### [The exercise]
Render the listing below as a Markdown table with the columns Row and Listing line, starting at the line that contains "distribute-vertical-icon[interactable]: [781, 64, 797, 82]" and ending at the line that contains "287, 1366, 317]", skipping any blank lines.
--- START ---
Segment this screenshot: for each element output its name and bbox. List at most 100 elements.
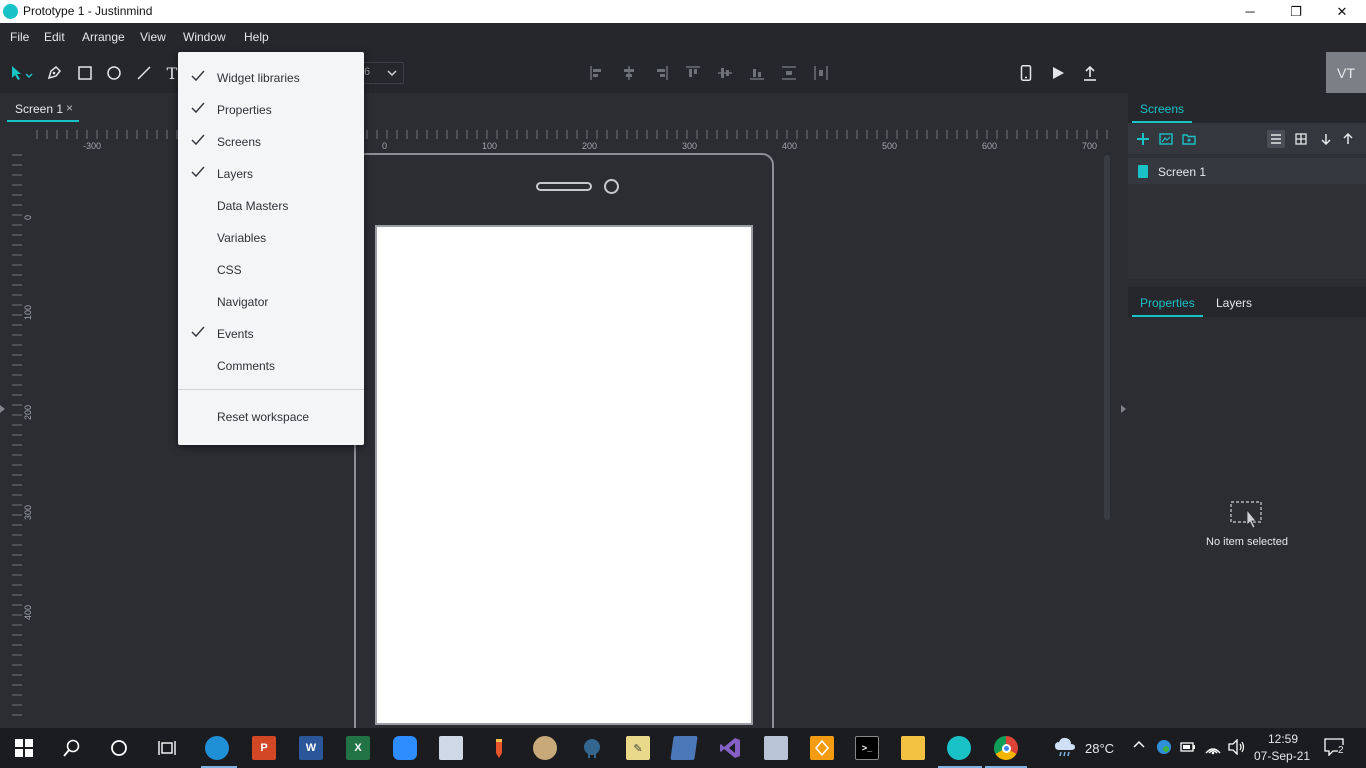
distribute-vertical-icon[interactable]: [781, 64, 797, 82]
screen-artboard[interactable]: [375, 225, 753, 725]
performance-monitor-icon[interactable]: [764, 736, 788, 760]
wifi-icon[interactable]: [1204, 739, 1222, 758]
menu-item-css[interactable]: CSS: [178, 253, 364, 285]
menu-item-label: Widget libraries: [217, 71, 300, 85]
properties-panel-header: Properties Layers: [1128, 287, 1366, 317]
screen-name: Screen 1: [1158, 165, 1207, 179]
structure-app-icon[interactable]: [810, 736, 834, 760]
distribute-horizontal-icon[interactable]: [813, 64, 829, 82]
tab-close-icon[interactable]: ×: [66, 101, 73, 115]
menu-item-label: Navigator: [217, 295, 269, 309]
menu-help[interactable]: Help: [244, 30, 269, 44]
canvas-vertical-scrollbar[interactable]: [1104, 155, 1110, 520]
chrome-icon[interactable]: [994, 736, 1018, 760]
maximize-button[interactable]: ❐: [1273, 0, 1319, 23]
select-tool-icon[interactable]: [8, 64, 36, 82]
zoom-value: 6: [364, 66, 371, 78]
user-avatar[interactable]: VT: [1326, 52, 1366, 93]
menu-item-properties[interactable]: Properties: [178, 93, 364, 125]
file-explorer-icon[interactable]: [901, 736, 925, 760]
menu-item-reset-workspace[interactable]: Reset workspace: [178, 400, 364, 432]
move-up-icon[interactable]: [1339, 130, 1357, 148]
edge-browser-icon[interactable]: [205, 736, 229, 760]
postgresql-icon[interactable]: [580, 736, 604, 760]
clock-date[interactable]: 07-Sep-21: [1254, 749, 1310, 763]
tab-properties[interactable]: Properties: [1132, 287, 1203, 317]
pen-tool-icon[interactable]: [45, 64, 63, 82]
chevron-down-icon[interactable]: [385, 64, 399, 82]
left-panel-collapse-icon[interactable]: [0, 405, 5, 413]
line-tool-icon[interactable]: [135, 64, 153, 82]
menu-item-screens[interactable]: Screens: [178, 125, 364, 157]
paint-app-icon[interactable]: [533, 736, 557, 760]
move-down-icon[interactable]: [1317, 130, 1335, 148]
menu-file[interactable]: File: [10, 30, 29, 44]
menu-arrange[interactable]: Arrange: [82, 30, 125, 44]
tab-layers[interactable]: Layers: [1216, 296, 1252, 310]
notepad-app-icon[interactable]: ✎: [626, 736, 650, 760]
menu-item-label: CSS: [217, 263, 242, 277]
powerpoint-icon[interactable]: P: [252, 736, 276, 760]
tab-screen-1[interactable]: Screen 1 ×: [7, 93, 79, 122]
minimize-button[interactable]: ─: [1227, 0, 1273, 23]
windows-start-icon[interactable]: [12, 736, 36, 760]
menu-item-label: Reset workspace: [217, 410, 310, 424]
play-simulate-icon[interactable]: [1050, 64, 1066, 82]
align-bottom-icon[interactable]: [749, 64, 765, 82]
cortana-icon[interactable]: [107, 736, 131, 760]
battery-icon[interactable]: [1180, 740, 1196, 757]
align-top-icon[interactable]: [685, 64, 701, 82]
align-left-icon[interactable]: [589, 64, 605, 82]
ruler-label: 0: [23, 215, 33, 220]
add-template-icon[interactable]: [1157, 130, 1175, 148]
menu-item-navigator[interactable]: Navigator: [178, 285, 364, 317]
weather-icon[interactable]: [1053, 736, 1077, 761]
rectangle-tool-icon[interactable]: [76, 64, 94, 82]
terminal-icon[interactable]: >_: [855, 736, 879, 760]
menu-item-variables[interactable]: Variables: [178, 221, 364, 253]
clapperboard-icon[interactable]: [670, 736, 698, 760]
menu-view[interactable]: View: [140, 30, 166, 44]
excel-icon[interactable]: X: [346, 736, 370, 760]
menu-item-layers[interactable]: Layers: [178, 157, 364, 189]
ruler-label: -300: [83, 141, 101, 150]
device-preview-icon[interactable]: [1018, 64, 1034, 82]
menu-edit[interactable]: Edit: [44, 30, 65, 44]
right-panel-collapse-icon[interactable]: [1121, 405, 1126, 413]
close-window-button[interactable]: ✕: [1319, 0, 1365, 23]
menu-item-events[interactable]: Events: [178, 317, 364, 349]
tab-screens[interactable]: Screens: [1132, 93, 1193, 123]
checkmark-icon: [191, 102, 205, 114]
export-publish-icon[interactable]: [1082, 64, 1098, 82]
volume-icon[interactable]: [1228, 738, 1246, 758]
visual-studio-icon[interactable]: [718, 736, 742, 760]
pencil-app-icon[interactable]: [487, 736, 511, 760]
justinmind-taskbar-icon[interactable]: [947, 736, 971, 760]
checkmark-icon: [191, 166, 205, 178]
clock-time[interactable]: 12:59: [1268, 732, 1298, 746]
align-right-icon[interactable]: [653, 64, 669, 82]
text-tool-icon[interactable]: T: [165, 64, 179, 83]
zoom-meetings-icon[interactable]: [393, 736, 417, 760]
menu-window[interactable]: Window: [183, 30, 226, 44]
list-view-icon[interactable]: [1267, 130, 1285, 148]
network-globe-icon[interactable]: [1156, 739, 1172, 758]
list-item[interactable]: Screen 1: [1128, 158, 1366, 184]
menu-item-data-masters[interactable]: Data Masters: [178, 189, 364, 221]
notification-count: 2: [1338, 745, 1344, 756]
screen-capture-icon[interactable]: [439, 736, 463, 760]
grid-view-icon[interactable]: [1292, 130, 1310, 148]
weather-temperature[interactable]: 28°C: [1085, 741, 1114, 756]
menu-item-widget-libraries[interactable]: Widget libraries: [178, 61, 364, 93]
align-middle-icon[interactable]: [717, 64, 733, 82]
task-view-icon[interactable]: [155, 736, 179, 760]
ellipse-tool-icon[interactable]: [105, 64, 123, 82]
word-icon[interactable]: W: [299, 736, 323, 760]
tray-overflow-icon[interactable]: [1133, 739, 1145, 754]
add-folder-icon[interactable]: [1180, 130, 1198, 148]
ruler-label: 100: [482, 141, 497, 150]
add-screen-icon[interactable]: [1134, 130, 1152, 148]
search-icon[interactable]: [60, 736, 84, 760]
align-center-icon[interactable]: [621, 64, 637, 82]
menu-item-comments[interactable]: Comments: [178, 349, 364, 381]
--- END ---
### [Solution]
| Row | Listing line |
|---|---|
| 1 | distribute-vertical-icon[interactable]: [781, 64, 797, 82] |
| 2 | screen-artboard[interactable]: [375, 225, 753, 725] |
| 3 | performance-monitor-icon[interactable]: [764, 736, 788, 760] |
| 4 | wifi-icon[interactable]: [1204, 739, 1222, 758] |
| 5 | menu-item-css[interactable]: CSS: [178, 253, 364, 285] |
| 6 | menu-item-label: Widget libraries: [217, 71, 300, 85] |
| 7 | properties-panel-header: Properties Layers: [1128, 287, 1366, 317] |